__Objective__
Would you copy out the whole listing exactly as given?

(Stored dataset items)
▼▼▼

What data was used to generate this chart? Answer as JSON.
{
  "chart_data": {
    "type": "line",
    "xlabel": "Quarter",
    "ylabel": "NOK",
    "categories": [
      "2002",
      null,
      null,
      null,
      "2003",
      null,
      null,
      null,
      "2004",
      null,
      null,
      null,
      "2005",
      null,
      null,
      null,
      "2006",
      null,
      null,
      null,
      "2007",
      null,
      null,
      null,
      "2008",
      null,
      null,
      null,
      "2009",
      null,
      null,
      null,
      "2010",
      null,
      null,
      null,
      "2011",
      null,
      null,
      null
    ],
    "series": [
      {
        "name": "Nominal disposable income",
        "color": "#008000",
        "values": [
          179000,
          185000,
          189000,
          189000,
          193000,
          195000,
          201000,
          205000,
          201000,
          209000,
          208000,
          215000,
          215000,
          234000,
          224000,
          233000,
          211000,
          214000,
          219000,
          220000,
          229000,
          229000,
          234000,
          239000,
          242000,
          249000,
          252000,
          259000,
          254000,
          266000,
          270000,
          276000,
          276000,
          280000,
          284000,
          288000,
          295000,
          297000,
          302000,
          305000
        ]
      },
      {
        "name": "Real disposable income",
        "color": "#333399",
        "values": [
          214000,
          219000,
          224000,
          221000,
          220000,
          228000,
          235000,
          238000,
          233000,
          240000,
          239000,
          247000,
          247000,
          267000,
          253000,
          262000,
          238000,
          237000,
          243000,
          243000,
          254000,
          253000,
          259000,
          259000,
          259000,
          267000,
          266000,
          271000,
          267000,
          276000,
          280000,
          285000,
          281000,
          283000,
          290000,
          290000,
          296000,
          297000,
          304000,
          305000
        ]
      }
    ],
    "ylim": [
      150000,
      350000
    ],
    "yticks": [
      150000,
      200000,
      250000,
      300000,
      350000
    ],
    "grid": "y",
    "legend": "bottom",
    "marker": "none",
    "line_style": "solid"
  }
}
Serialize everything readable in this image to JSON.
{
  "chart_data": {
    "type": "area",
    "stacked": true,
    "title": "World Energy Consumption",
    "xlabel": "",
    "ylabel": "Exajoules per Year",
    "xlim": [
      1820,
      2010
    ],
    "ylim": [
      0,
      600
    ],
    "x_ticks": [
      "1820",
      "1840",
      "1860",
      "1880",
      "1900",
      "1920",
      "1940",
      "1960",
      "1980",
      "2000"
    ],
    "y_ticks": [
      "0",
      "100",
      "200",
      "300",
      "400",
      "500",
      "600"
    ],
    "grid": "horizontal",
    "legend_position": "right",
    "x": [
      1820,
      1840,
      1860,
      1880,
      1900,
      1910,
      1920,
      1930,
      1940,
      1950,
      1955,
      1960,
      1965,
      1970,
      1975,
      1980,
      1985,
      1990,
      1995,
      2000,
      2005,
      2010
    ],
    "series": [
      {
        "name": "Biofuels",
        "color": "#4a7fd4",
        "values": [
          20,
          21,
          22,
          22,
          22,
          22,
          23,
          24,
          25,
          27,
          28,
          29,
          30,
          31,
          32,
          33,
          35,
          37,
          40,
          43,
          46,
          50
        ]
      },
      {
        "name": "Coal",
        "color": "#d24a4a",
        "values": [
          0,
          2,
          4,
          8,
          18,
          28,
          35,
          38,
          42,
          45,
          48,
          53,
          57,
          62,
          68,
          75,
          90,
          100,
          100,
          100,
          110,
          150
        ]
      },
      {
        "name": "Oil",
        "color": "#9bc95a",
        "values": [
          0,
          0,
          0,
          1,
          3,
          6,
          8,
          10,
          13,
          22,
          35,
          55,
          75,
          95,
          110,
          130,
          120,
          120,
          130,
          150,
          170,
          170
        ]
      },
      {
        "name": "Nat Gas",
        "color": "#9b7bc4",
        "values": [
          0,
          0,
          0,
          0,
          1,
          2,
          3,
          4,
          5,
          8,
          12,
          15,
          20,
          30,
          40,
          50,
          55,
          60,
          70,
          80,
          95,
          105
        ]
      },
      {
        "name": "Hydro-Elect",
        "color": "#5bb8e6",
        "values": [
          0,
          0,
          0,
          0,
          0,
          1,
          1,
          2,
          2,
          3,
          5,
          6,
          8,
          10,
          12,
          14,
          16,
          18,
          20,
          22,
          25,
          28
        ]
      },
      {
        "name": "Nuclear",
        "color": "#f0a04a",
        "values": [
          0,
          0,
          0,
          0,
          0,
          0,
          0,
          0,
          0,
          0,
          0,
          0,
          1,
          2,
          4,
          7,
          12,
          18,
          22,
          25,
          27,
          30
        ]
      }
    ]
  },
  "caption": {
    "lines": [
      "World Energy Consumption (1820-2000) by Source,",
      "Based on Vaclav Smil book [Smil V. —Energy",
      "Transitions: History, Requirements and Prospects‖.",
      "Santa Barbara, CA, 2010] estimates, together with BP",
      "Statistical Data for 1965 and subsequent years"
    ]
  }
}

▲▲▲

__Correct result__
What data was used to generate this chart? Answer as JSON.
{
  "chart_data": {
    "type": "line",
    "xlabel": "Quarter",
    "ylabel": "NOK",
    "categories": [
      "2002",
      null,
      null,
      null,
      "2003",
      null,
      null,
      null,
      "2004",
      null,
      null,
      null,
      "2005",
      null,
      null,
      null,
      "2006",
      null,
      null,
      null,
      "2007",
      null,
      null,
      null,
      "2008",
      null,
      null,
      null,
      "2009",
      null,
      null,
      null,
      "2010",
      null,
      null,
      null,
      "2011",
      null,
      null,
      null
    ],
    "series": [
      {
        "name": "Nominal disposable income",
        "color": "#008000",
        "values": [
          179000,
          185000,
          189000,
          189000,
          193000,
          195000,
          201000,
          205000,
          201000,
          209000,
          208000,
          215000,
          215000,
          234000,
          224000,
          233000,
          211000,
          214000,
          219000,
          220000,
          229000,
          229000,
          234000,
          239000,
          242000,
          249000,
          252000,
          259000,
          254000,
          266000,
          270000,
          276000,
          276000,
          280000,
          284000,
          288000,
          295000,
          297000,
          302000,
          305000
        ]
      },
      {
        "name": "Real disposable income",
        "color": "#333399",
        "values": [
          214000,
          219000,
          224000,
          221000,
          220000,
          228000,
          235000,
          238000,
          233000,
          240000,
          239000,
          247000,
          247000,
          267000,
          253000,
          262000,
          238000,
          237000,
          243000,
          243000,
          254000,
          253000,
          259000,
          259000,
          259000,
          267000,
          266000,
          271000,
          267000,
          276000,
          280000,
          285000,
          281000,
          283000,
          290000,
          290000,
          296000,
          297000,
          304000,
          305000
        ]
      }
    ],
    "ylim": [
      150000,
      350000
    ],
    "yticks": [
      150000,
      200000,
      250000,
      300000,
      350000
    ],
    "grid": "y",
    "legend": "bottom",
    "marker": "none",
    "line_style": "solid"
  }
}
Serialize everything readable in this image to JSON.
{
  "chart_data": {
    "type": "area",
    "stacked": true,
    "title": "World Energy Consumption",
    "xlabel": "",
    "ylabel": "Exajoules per Year",
    "xlim": [
      1820,
      2010
    ],
    "ylim": [
      0,
      600
    ],
    "x_ticks": [
      "1820",
      "1840",
      "1860",
      "1880",
      "1900",
      "1920",
      "1940",
      "1960",
      "1980",
      "2000"
    ],
    "y_ticks": [
      "0",
      "100",
      "200",
      "300",
      "400",
      "500",
      "600"
    ],
    "grid": "horizontal",
    "legend_position": "right",
    "x": [
      1820,
      1840,
      1860,
      1880,
      1900,
      1910,
      1920,
      1930,
      1940,
      1950,
      1955,
      1960,
      1965,
      1970,
      1975,
      1980,
      1985,
      1990,
      1995,
      2000,
      2005,
      2010
    ],
    "series": [
      {
        "name": "Biofuels",
        "color": "#4a7fd4",
        "values": [
          20,
          21,
          22,
          22,
          22,
          22,
          23,
          24,
          25,
          27,
          28,
          29,
          30,
          31,
          32,
          33,
          35,
          37,
          40,
          43,
          46,
          50
        ]
      },
      {
        "name": "Coal",
        "color": "#d24a4a",
        "values": [
          0,
          2,
          4,
          8,
          18,
          28,
          35,
          38,
          42,
          45,
          48,
          53,
          57,
          62,
          68,
          75,
          90,
          100,
          100,
          100,
          110,
          150
        ]
      },
      {
        "name": "Oil",
        "color": "#9bc95a",
        "values": [
          0,
          0,
          0,
          1,
          3,
          6,
          8,
          10,
          13,
          22,
          35,
          55,
          75,
          95,
          110,
          130,
          120,
          120,
          130,
          150,
          170,
          170
        ]
      },
      {
        "name": "Nat Gas",
        "color": "#9b7bc4",
        "values": [
          0,
          0,
          0,
          0,
          1,
          2,
          3,
          4,
          5,
          8,
          12,
          15,
          20,
          30,
          40,
          50,
          55,
          60,
          70,
          80,
          95,
          105
        ]
      },
      {
        "name": "Hydro-Elect",
        "color": "#5bb8e6",
        "values": [
          0,
          0,
          0,
          0,
          0,
          1,
          1,
          2,
          2,
          3,
          5,
          6,
          8,
          10,
          12,
          14,
          16,
          18,
          20,
          22,
          25,
          28
        ]
      },
      {
        "name": "Nuclear",
        "color": "#f0a04a",
        "values": [
          0,
          0,
          0,
          0,
          0,
          0,
          0,
          0,
          0,
          0,
          0,
          0,
          1,
          2,
          4,
          7,
          12,
          18,
          22,
          25,
          27,
          30
        ]
      }
    ]
  },
  "caption": {
    "lines": [
      "World Energy Consumption (1820-2000) by Source,",
      "Based on Vaclav Smil book [Smil V. —Energy",
      "Transitions: History, Requirements and Prospects‖.",
      "Santa Barbara, CA, 2010] estimates, together with BP",
      "Statistical Data for 1965 and subsequent years"
    ]
  }
}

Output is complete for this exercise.